##### Provided records

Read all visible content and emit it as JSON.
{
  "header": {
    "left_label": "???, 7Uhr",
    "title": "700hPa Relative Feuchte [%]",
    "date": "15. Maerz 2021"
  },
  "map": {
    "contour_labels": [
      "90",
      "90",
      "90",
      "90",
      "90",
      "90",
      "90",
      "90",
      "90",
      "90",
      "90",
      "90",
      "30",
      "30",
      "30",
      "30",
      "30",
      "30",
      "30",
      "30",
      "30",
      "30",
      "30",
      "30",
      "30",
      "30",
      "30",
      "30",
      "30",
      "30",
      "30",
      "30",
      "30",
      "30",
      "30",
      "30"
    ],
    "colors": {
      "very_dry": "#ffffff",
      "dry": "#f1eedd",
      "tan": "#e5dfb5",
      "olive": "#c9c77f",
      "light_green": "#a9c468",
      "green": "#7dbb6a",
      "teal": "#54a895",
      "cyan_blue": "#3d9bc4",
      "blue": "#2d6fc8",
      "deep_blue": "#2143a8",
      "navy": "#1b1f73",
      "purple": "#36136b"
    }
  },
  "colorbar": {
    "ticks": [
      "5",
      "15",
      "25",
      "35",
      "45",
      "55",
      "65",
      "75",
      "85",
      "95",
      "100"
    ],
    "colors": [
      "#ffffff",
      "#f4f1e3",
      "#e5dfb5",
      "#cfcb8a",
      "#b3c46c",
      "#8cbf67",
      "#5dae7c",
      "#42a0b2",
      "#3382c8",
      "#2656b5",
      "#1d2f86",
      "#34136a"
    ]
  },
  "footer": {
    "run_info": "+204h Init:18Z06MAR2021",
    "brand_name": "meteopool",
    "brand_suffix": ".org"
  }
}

##########
##### Provided records

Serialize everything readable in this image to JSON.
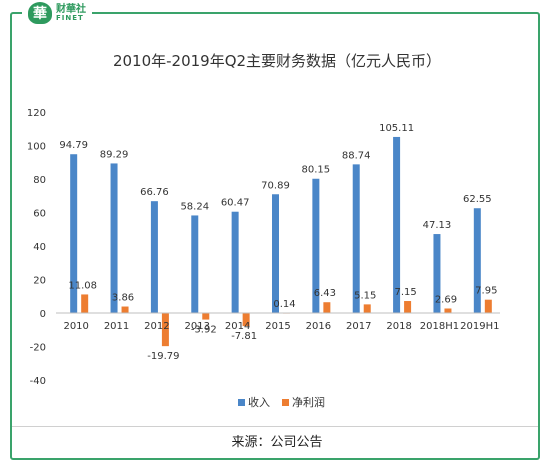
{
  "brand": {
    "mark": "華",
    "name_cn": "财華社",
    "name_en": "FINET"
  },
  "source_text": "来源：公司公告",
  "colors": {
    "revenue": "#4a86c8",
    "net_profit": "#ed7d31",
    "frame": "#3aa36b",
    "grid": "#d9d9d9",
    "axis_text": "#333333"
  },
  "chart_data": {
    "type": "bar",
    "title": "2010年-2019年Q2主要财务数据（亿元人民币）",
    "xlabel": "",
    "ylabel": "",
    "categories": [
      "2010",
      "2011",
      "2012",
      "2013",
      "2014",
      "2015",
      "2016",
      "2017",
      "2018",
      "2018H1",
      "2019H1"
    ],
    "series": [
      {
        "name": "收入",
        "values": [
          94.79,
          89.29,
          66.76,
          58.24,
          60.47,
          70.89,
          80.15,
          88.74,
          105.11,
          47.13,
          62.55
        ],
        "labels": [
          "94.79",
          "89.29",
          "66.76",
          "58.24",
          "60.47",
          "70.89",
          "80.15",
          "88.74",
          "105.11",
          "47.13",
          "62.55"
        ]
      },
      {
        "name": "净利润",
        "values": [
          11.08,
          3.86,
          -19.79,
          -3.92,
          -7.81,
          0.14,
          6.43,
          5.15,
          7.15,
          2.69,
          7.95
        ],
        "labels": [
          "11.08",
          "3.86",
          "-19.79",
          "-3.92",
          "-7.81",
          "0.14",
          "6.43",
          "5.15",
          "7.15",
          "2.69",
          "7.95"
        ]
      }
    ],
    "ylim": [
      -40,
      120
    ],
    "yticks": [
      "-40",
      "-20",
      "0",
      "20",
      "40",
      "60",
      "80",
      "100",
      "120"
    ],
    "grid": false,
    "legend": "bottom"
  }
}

##########

• Required task
In the records, locate each line holding the string "title" and copy it.

• Exercise answer
    "title": "700hPa Relative Feuchte [%]",
    "title": "2010年-2019年Q2主要财务数据（亿元人民币）",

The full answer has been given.